- [ITEMS]:
━━━━━━━━
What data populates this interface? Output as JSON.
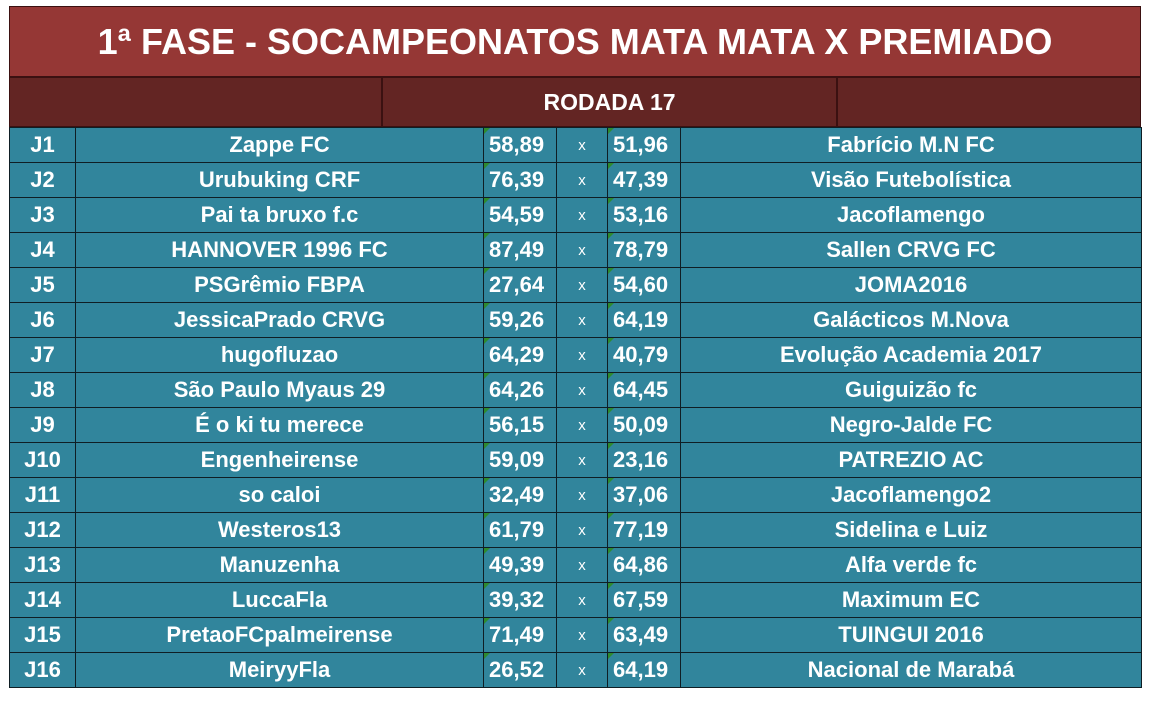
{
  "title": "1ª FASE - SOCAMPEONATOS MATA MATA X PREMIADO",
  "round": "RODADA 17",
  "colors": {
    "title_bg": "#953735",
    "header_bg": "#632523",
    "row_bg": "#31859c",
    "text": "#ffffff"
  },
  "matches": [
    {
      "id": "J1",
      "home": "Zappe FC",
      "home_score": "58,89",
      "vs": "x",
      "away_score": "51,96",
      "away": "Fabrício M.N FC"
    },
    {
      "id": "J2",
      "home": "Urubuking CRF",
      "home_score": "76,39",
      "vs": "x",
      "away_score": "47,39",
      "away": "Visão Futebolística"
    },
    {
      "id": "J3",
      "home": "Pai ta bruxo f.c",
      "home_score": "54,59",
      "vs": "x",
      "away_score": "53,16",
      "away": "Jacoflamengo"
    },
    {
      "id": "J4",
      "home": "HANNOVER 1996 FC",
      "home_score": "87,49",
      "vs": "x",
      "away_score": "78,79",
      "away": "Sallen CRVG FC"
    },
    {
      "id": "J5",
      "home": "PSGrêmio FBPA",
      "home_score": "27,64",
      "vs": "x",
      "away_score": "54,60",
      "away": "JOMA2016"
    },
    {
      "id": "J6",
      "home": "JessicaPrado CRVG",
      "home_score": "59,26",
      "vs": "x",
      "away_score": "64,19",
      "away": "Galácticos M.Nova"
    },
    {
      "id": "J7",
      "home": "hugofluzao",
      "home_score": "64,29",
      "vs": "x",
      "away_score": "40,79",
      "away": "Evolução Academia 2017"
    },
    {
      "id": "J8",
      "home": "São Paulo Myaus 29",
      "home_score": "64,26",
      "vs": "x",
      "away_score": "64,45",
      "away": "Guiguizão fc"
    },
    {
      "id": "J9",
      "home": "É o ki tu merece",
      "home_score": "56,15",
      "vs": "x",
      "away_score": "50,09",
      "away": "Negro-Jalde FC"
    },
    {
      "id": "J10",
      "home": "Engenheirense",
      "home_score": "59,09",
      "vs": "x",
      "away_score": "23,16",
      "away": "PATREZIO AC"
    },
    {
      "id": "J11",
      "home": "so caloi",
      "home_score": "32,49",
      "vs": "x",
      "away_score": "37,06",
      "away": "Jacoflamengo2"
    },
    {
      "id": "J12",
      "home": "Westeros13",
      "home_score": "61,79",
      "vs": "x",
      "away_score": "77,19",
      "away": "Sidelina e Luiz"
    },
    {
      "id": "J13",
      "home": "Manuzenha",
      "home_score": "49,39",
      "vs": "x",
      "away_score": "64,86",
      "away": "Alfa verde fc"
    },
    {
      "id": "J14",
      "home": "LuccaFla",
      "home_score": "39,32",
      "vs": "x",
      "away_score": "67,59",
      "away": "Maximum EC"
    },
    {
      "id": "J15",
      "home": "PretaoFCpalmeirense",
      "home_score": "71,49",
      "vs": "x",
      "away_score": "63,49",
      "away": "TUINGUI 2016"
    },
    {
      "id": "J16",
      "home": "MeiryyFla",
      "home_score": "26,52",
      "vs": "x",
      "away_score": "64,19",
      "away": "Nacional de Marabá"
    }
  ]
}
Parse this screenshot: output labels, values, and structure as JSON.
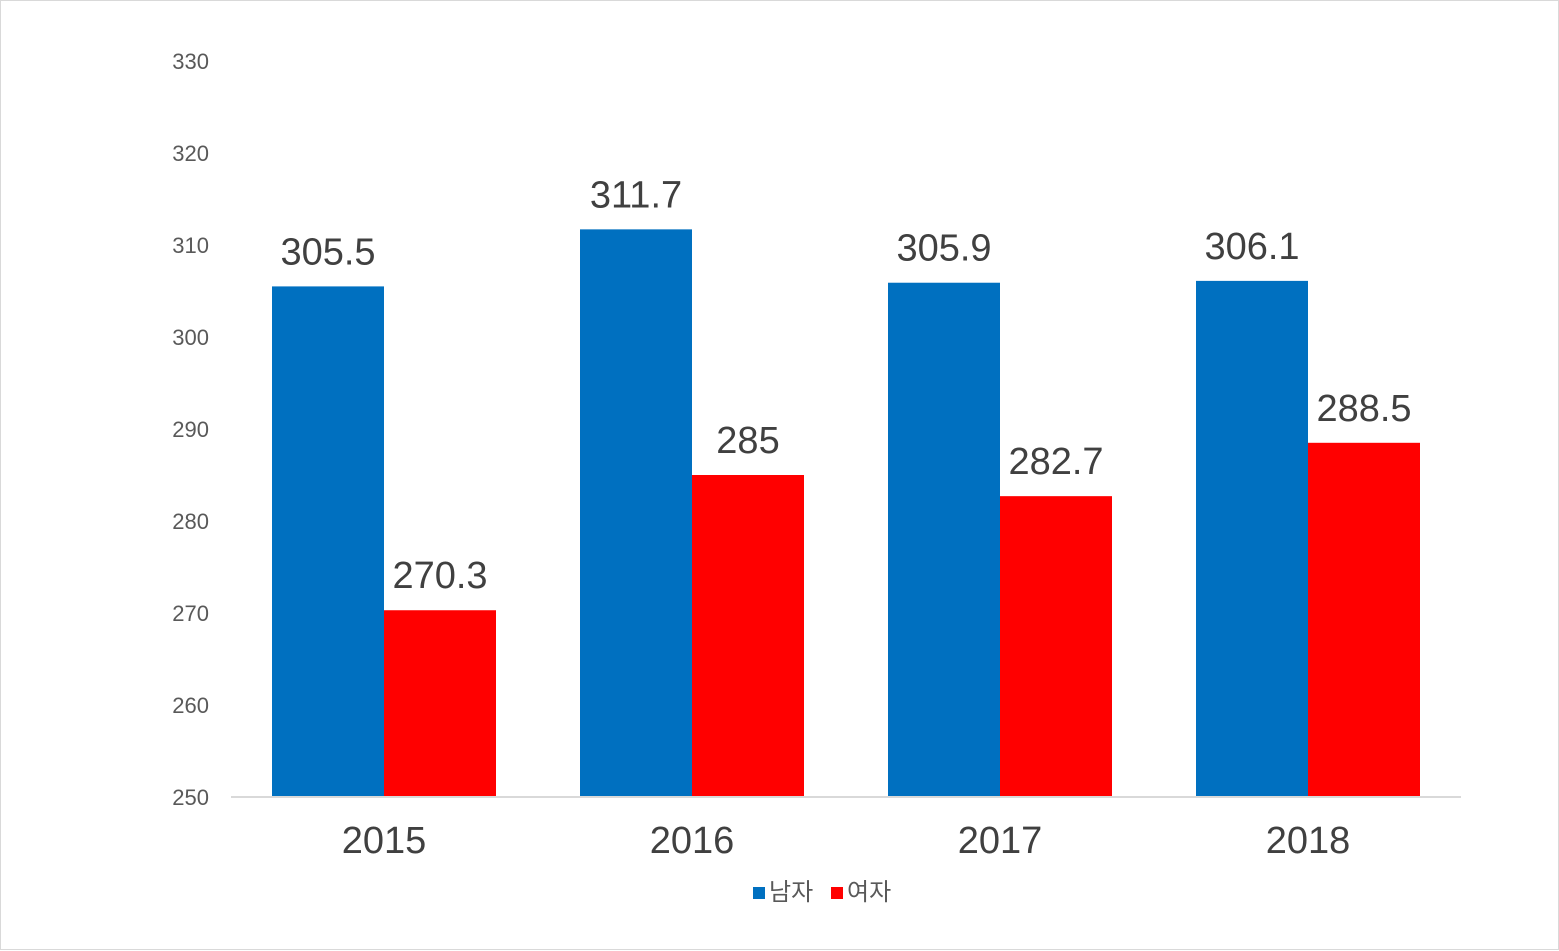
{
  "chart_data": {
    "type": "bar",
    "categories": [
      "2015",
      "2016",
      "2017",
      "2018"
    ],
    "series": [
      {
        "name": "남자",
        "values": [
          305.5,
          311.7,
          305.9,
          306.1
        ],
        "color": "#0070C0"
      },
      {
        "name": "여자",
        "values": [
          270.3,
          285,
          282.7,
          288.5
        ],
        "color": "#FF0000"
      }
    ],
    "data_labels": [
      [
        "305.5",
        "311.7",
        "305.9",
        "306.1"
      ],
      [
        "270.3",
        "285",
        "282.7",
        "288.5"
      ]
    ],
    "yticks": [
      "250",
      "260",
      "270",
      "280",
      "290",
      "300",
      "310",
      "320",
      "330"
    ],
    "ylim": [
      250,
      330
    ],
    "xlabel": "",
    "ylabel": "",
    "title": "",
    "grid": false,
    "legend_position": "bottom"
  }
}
━━━━━━━━
- [THE REQUEST]: Quote every record above exactly, leaving out any pictures.

- [THE RESPONSE]:
What data populates this interface? Output as JSON.
{
  "title": "1ª FASE - SOCAMPEONATOS MATA MATA X PREMIADO",
  "round": "RODADA 17",
  "colors": {
    "title_bg": "#953735",
    "header_bg": "#632523",
    "row_bg": "#31859c",
    "text": "#ffffff"
  },
  "matches": [
    {
      "id": "J1",
      "home": "Zappe FC",
      "home_score": "58,89",
      "vs": "x",
      "away_score": "51,96",
      "away": "Fabrício M.N FC"
    },
    {
      "id": "J2",
      "home": "Urubuking CRF",
      "home_score": "76,39",
      "vs": "x",
      "away_score": "47,39",
      "away": "Visão Futebolística"
    },
    {
      "id": "J3",
      "home": "Pai ta bruxo f.c",
      "home_score": "54,59",
      "vs": "x",
      "away_score": "53,16",
      "away": "Jacoflamengo"
    },
    {
      "id": "J4",
      "home": "HANNOVER 1996 FC",
      "home_score": "87,49",
      "vs": "x",
      "away_score": "78,79",
      "away": "Sallen CRVG FC"
    },
    {
      "id": "J5",
      "home": "PSGrêmio FBPA",
      "home_score": "27,64",
      "vs": "x",
      "away_score": "54,60",
      "away": "JOMA2016"
    },
    {
      "id": "J6",
      "home": "JessicaPrado CRVG",
      "home_score": "59,26",
      "vs": "x",
      "away_score": "64,19",
      "away": "Galácticos M.Nova"
    },
    {
      "id": "J7",
      "home": "hugofluzao",
      "home_score": "64,29",
      "vs": "x",
      "away_score": "40,79",
      "away": "Evolução Academia 2017"
    },
    {
      "id": "J8",
      "home": "São Paulo Myaus 29",
      "home_score": "64,26",
      "vs": "x",
      "away_score": "64,45",
      "away": "Guiguizão fc"
    },
    {
      "id": "J9",
      "home": "É o ki tu merece",
      "home_score": "56,15",
      "vs": "x",
      "away_score": "50,09",
      "away": "Negro-Jalde FC"
    },
    {
      "id": "J10",
      "home": "Engenheirense",
      "home_score": "59,09",
      "vs": "x",
      "away_score": "23,16",
      "away": "PATREZIO AC"
    },
    {
      "id": "J11",
      "home": "so caloi",
      "home_score": "32,49",
      "vs": "x",
      "away_score": "37,06",
      "away": "Jacoflamengo2"
    },
    {
      "id": "J12",
      "home": "Westeros13",
      "home_score": "61,79",
      "vs": "x",
      "away_score": "77,19",
      "away": "Sidelina e Luiz"
    },
    {
      "id": "J13",
      "home": "Manuzenha",
      "home_score": "49,39",
      "vs": "x",
      "away_score": "64,86",
      "away": "Alfa verde fc"
    },
    {
      "id": "J14",
      "home": "LuccaFla",
      "home_score": "39,32",
      "vs": "x",
      "away_score": "67,59",
      "away": "Maximum EC"
    },
    {
      "id": "J15",
      "home": "PretaoFCpalmeirense",
      "home_score": "71,49",
      "vs": "x",
      "away_score": "63,49",
      "away": "TUINGUI 2016"
    },
    {
      "id": "J16",
      "home": "MeiryyFla",
      "home_score": "26,52",
      "vs": "x",
      "away_score": "64,19",
      "away": "Nacional de Marabá"
    }
  ]
}
Parse this screenshot: output labels, values, and structure as JSON.
{
  "chart_data": {
    "type": "bar",
    "categories": [
      "2015",
      "2016",
      "2017",
      "2018"
    ],
    "series": [
      {
        "name": "남자",
        "values": [
          305.5,
          311.7,
          305.9,
          306.1
        ],
        "color": "#0070C0"
      },
      {
        "name": "여자",
        "values": [
          270.3,
          285,
          282.7,
          288.5
        ],
        "color": "#FF0000"
      }
    ],
    "data_labels": [
      [
        "305.5",
        "311.7",
        "305.9",
        "306.1"
      ],
      [
        "270.3",
        "285",
        "282.7",
        "288.5"
      ]
    ],
    "yticks": [
      "250",
      "260",
      "270",
      "280",
      "290",
      "300",
      "310",
      "320",
      "330"
    ],
    "ylim": [
      250,
      330
    ],
    "xlabel": "",
    "ylabel": "",
    "title": "",
    "grid": false,
    "legend_position": "bottom"
  }
}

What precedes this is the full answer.